■ Required task ■
The data below should be restated word for word, with every picture omitted.

Dataset records on visual material:
────────────────────

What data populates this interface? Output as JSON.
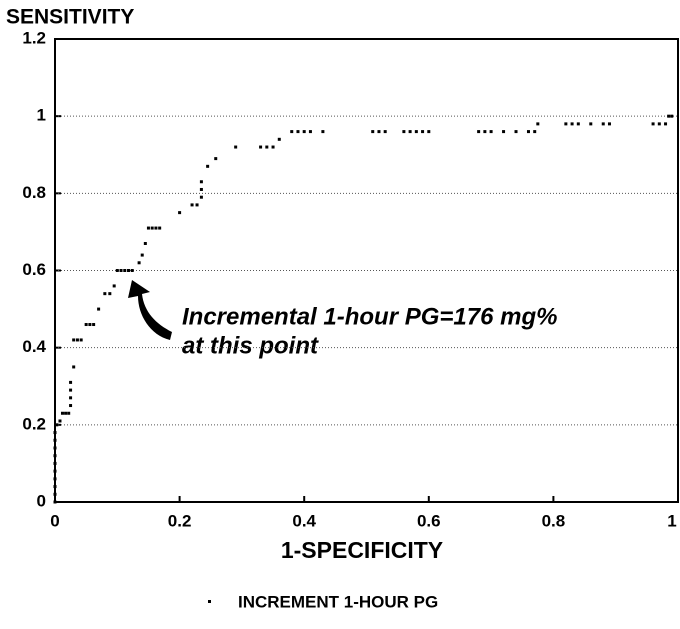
{
  "chart_data": {
    "type": "scatter",
    "title": "SENSITIVITY",
    "x_label": "1-SPECIFICITY",
    "annotations": [
      "Incremental 1-hour PG=176 mg%",
      "at this point"
    ],
    "x": [
      0,
      0,
      0,
      0,
      0,
      0,
      0,
      0,
      0,
      0,
      0.003,
      0.008,
      0.012,
      0.017,
      0.022,
      0.025,
      0.025,
      0.025,
      0.025,
      0.03,
      0.03,
      0.036,
      0.042,
      0.05,
      0.056,
      0.062,
      0.07,
      0.08,
      0.088,
      0.095,
      0.1,
      0.106,
      0.112,
      0.118,
      0.124,
      0.135,
      0.14,
      0.145,
      0.15,
      0.156,
      0.162,
      0.168,
      0.2,
      0.22,
      0.228,
      0.235,
      0.235,
      0.235,
      0.245,
      0.258,
      0.29,
      0.33,
      0.34,
      0.35,
      0.36,
      0.38,
      0.39,
      0.4,
      0.41,
      0.43,
      0.51,
      0.52,
      0.53,
      0.56,
      0.57,
      0.58,
      0.59,
      0.6,
      0.68,
      0.69,
      0.7,
      0.72,
      0.74,
      0.76,
      0.77,
      0.775,
      0.82,
      0.83,
      0.84,
      0.86,
      0.88,
      0.89,
      0.96,
      0.97,
      0.98,
      0.985,
      0.99
    ],
    "series": [
      {
        "name": "INCREMENT 1-HOUR PG",
        "color": "#000000",
        "values": [
          0,
          0.02,
          0.04,
          0.06,
          0.08,
          0.1,
          0.12,
          0.14,
          0.16,
          0.18,
          0.2,
          0.21,
          0.23,
          0.23,
          0.23,
          0.25,
          0.27,
          0.29,
          0.31,
          0.35,
          0.42,
          0.42,
          0.42,
          0.46,
          0.46,
          0.46,
          0.5,
          0.54,
          0.54,
          0.56,
          0.6,
          0.6,
          0.6,
          0.6,
          0.6,
          0.62,
          0.64,
          0.67,
          0.71,
          0.71,
          0.71,
          0.71,
          0.75,
          0.77,
          0.77,
          0.79,
          0.81,
          0.83,
          0.87,
          0.89,
          0.92,
          0.92,
          0.92,
          0.92,
          0.94,
          0.96,
          0.96,
          0.96,
          0.96,
          0.96,
          0.96,
          0.96,
          0.96,
          0.96,
          0.96,
          0.96,
          0.96,
          0.96,
          0.96,
          0.96,
          0.96,
          0.96,
          0.96,
          0.96,
          0.96,
          0.98,
          0.98,
          0.98,
          0.98,
          0.98,
          0.98,
          0.98,
          0.98,
          0.98,
          0.98,
          1,
          1
        ]
      }
    ],
    "xlim": [
      0,
      1
    ],
    "ylim": [
      0,
      1.2
    ],
    "xticks": [
      0,
      0.2,
      0.4,
      0.6,
      0.8,
      1
    ],
    "yticks": [
      0,
      0.2,
      0.4,
      0.6,
      0.8,
      1,
      1.2
    ],
    "grid": true,
    "legend": "bottom"
  }
}
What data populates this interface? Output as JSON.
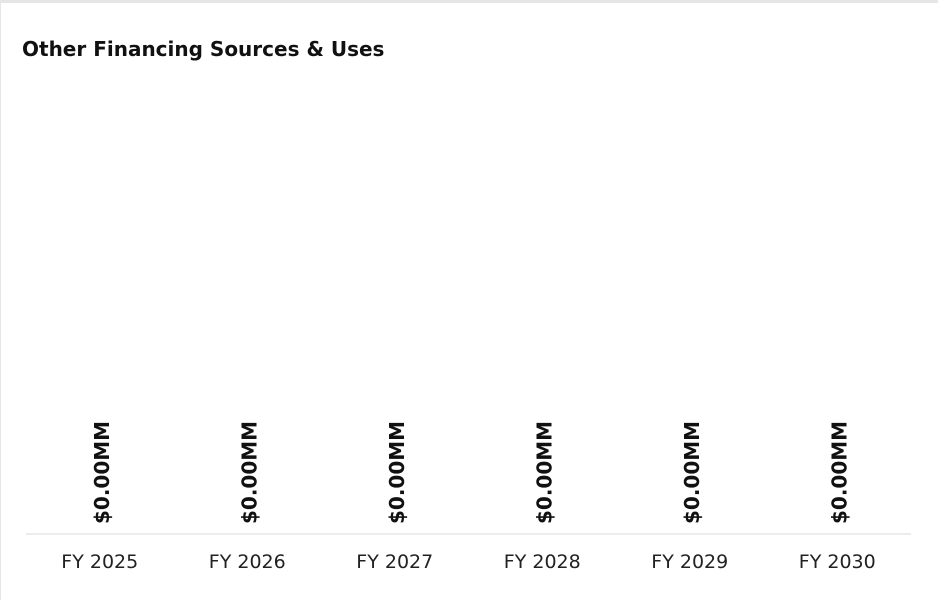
{
  "chart_data": {
    "type": "bar",
    "title": "Other Financing Sources & Uses",
    "xlabel": "",
    "ylabel": "",
    "categories": [
      "FY 2025",
      "FY 2026",
      "FY 2027",
      "FY 2028",
      "FY 2029",
      "FY 2030"
    ],
    "values": [
      0,
      0,
      0,
      0,
      0,
      0
    ],
    "data_labels": [
      "$0.00MM",
      "$0.00MM",
      "$0.00MM",
      "$0.00MM",
      "$0.00MM",
      "$0.00MM"
    ],
    "grid": false,
    "legend": "none",
    "colors": {
      "baseline": "#d9d9d9",
      "text": "#222222",
      "data_label": "#111111"
    }
  }
}
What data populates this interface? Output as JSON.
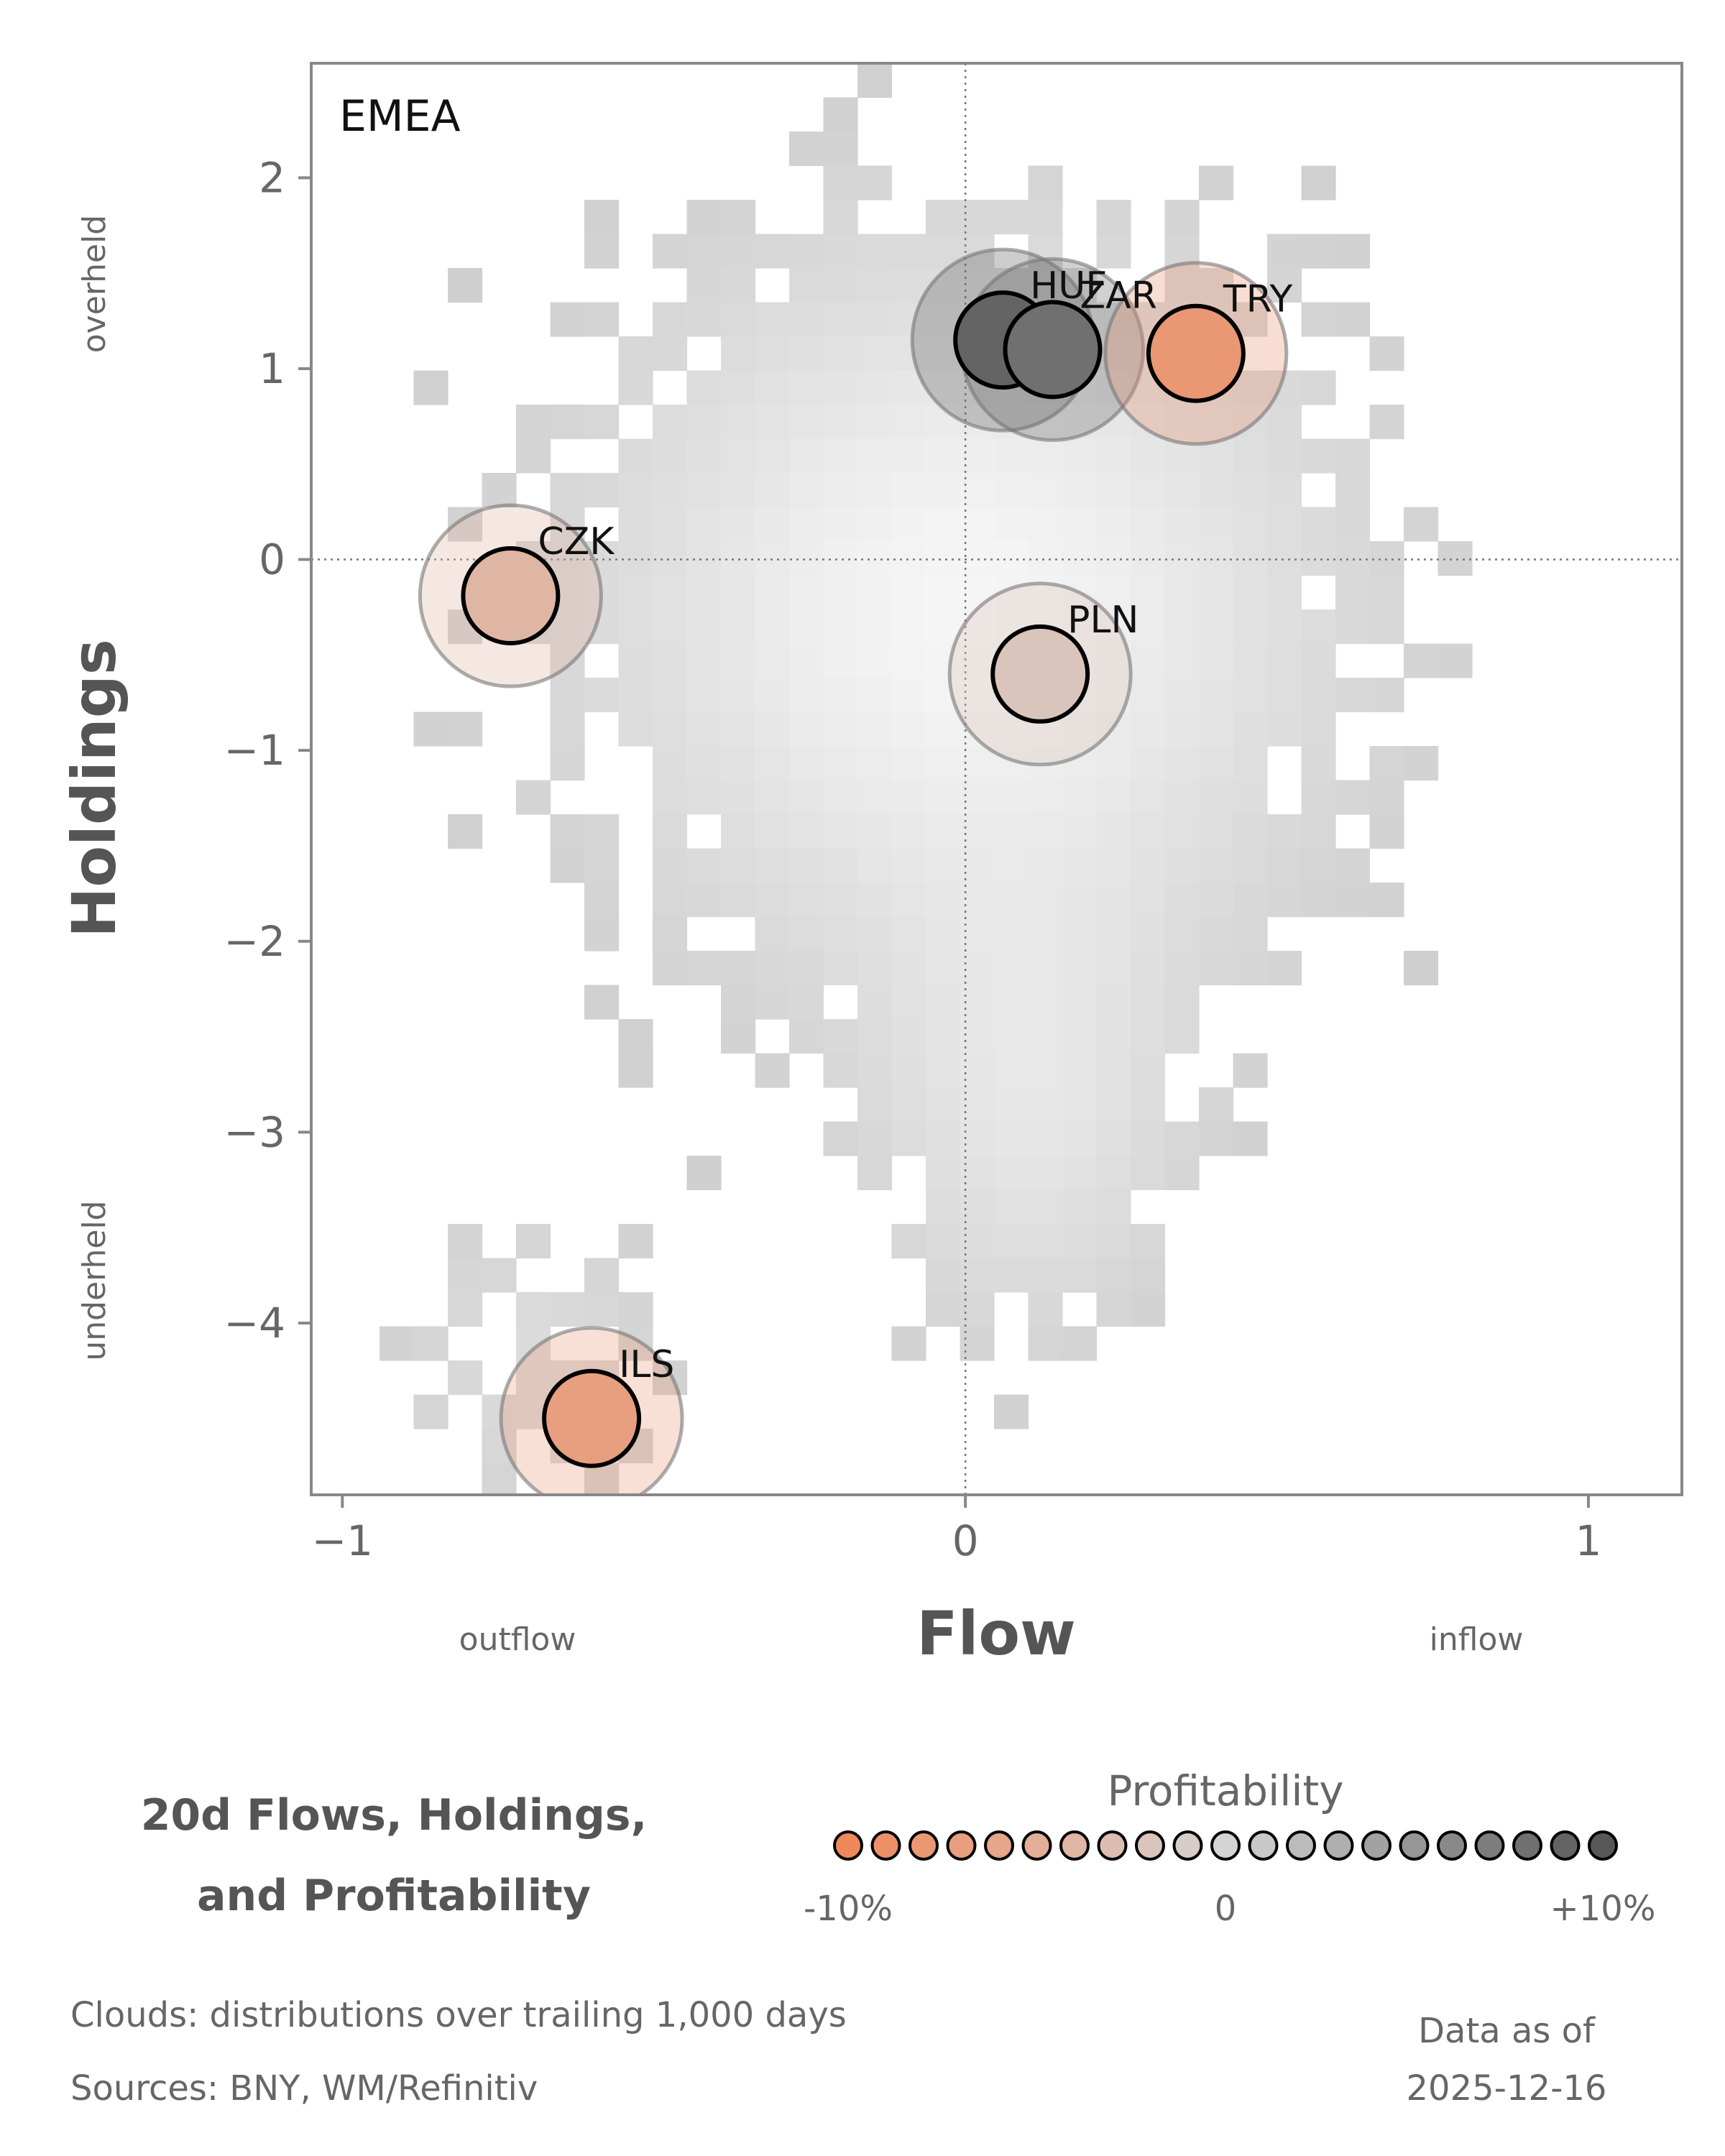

────────────────────

■ Finished answer ■
What data populates this interface? Output as JSON.
{
  "chart_data": {
    "type": "scatter",
    "title": "SENSITIVITY",
    "x_label": "1-SPECIFICITY",
    "annotations": [
      "Incremental 1-hour PG=176 mg%",
      "at this point"
    ],
    "x": [
      0,
      0,
      0,
      0,
      0,
      0,
      0,
      0,
      0,
      0,
      0.003,
      0.008,
      0.012,
      0.017,
      0.022,
      0.025,
      0.025,
      0.025,
      0.025,
      0.03,
      0.03,
      0.036,
      0.042,
      0.05,
      0.056,
      0.062,
      0.07,
      0.08,
      0.088,
      0.095,
      0.1,
      0.106,
      0.112,
      0.118,
      0.124,
      0.135,
      0.14,
      0.145,
      0.15,
      0.156,
      0.162,
      0.168,
      0.2,
      0.22,
      0.228,
      0.235,
      0.235,
      0.235,
      0.245,
      0.258,
      0.29,
      0.33,
      0.34,
      0.35,
      0.36,
      0.38,
      0.39,
      0.4,
      0.41,
      0.43,
      0.51,
      0.52,
      0.53,
      0.56,
      0.57,
      0.58,
      0.59,
      0.6,
      0.68,
      0.69,
      0.7,
      0.72,
      0.74,
      0.76,
      0.77,
      0.775,
      0.82,
      0.83,
      0.84,
      0.86,
      0.88,
      0.89,
      0.96,
      0.97,
      0.98,
      0.985,
      0.99
    ],
    "series": [
      {
        "name": "INCREMENT 1-HOUR PG",
        "color": "#000000",
        "values": [
          0,
          0.02,
          0.04,
          0.06,
          0.08,
          0.1,
          0.12,
          0.14,
          0.16,
          0.18,
          0.2,
          0.21,
          0.23,
          0.23,
          0.23,
          0.25,
          0.27,
          0.29,
          0.31,
          0.35,
          0.42,
          0.42,
          0.42,
          0.46,
          0.46,
          0.46,
          0.5,
          0.54,
          0.54,
          0.56,
          0.6,
          0.6,
          0.6,
          0.6,
          0.6,
          0.62,
          0.64,
          0.67,
          0.71,
          0.71,
          0.71,
          0.71,
          0.75,
          0.77,
          0.77,
          0.79,
          0.81,
          0.83,
          0.87,
          0.89,
          0.92,
          0.92,
          0.92,
          0.92,
          0.94,
          0.96,
          0.96,
          0.96,
          0.96,
          0.96,
          0.96,
          0.96,
          0.96,
          0.96,
          0.96,
          0.96,
          0.96,
          0.96,
          0.96,
          0.96,
          0.96,
          0.96,
          0.96,
          0.96,
          0.96,
          0.98,
          0.98,
          0.98,
          0.98,
          0.98,
          0.98,
          0.98,
          0.98,
          0.98,
          0.98,
          1,
          1
        ]
      }
    ],
    "xlim": [
      0,
      1
    ],
    "ylim": [
      0,
      1.2
    ],
    "xticks": [
      0,
      0.2,
      0.4,
      0.6,
      0.8,
      1
    ],
    "yticks": [
      0,
      0.2,
      0.4,
      0.6,
      0.8,
      1,
      1.2
    ],
    "grid": true,
    "legend": "bottom"
  }
}
What data populates this interface? Output as JSON.
{
  "chart_data": {
    "type": "bar",
    "title": "Other Financing Sources & Uses",
    "xlabel": "",
    "ylabel": "",
    "categories": [
      "FY 2025",
      "FY 2026",
      "FY 2027",
      "FY 2028",
      "FY 2029",
      "FY 2030"
    ],
    "values": [
      0,
      0,
      0,
      0,
      0,
      0
    ],
    "data_labels": [
      "$0.00MM",
      "$0.00MM",
      "$0.00MM",
      "$0.00MM",
      "$0.00MM",
      "$0.00MM"
    ],
    "grid": false,
    "legend": "none",
    "colors": {
      "baseline": "#d9d9d9",
      "text": "#222222",
      "data_label": "#111111"
    }
  }
}
What data populates this interface? Output as JSON.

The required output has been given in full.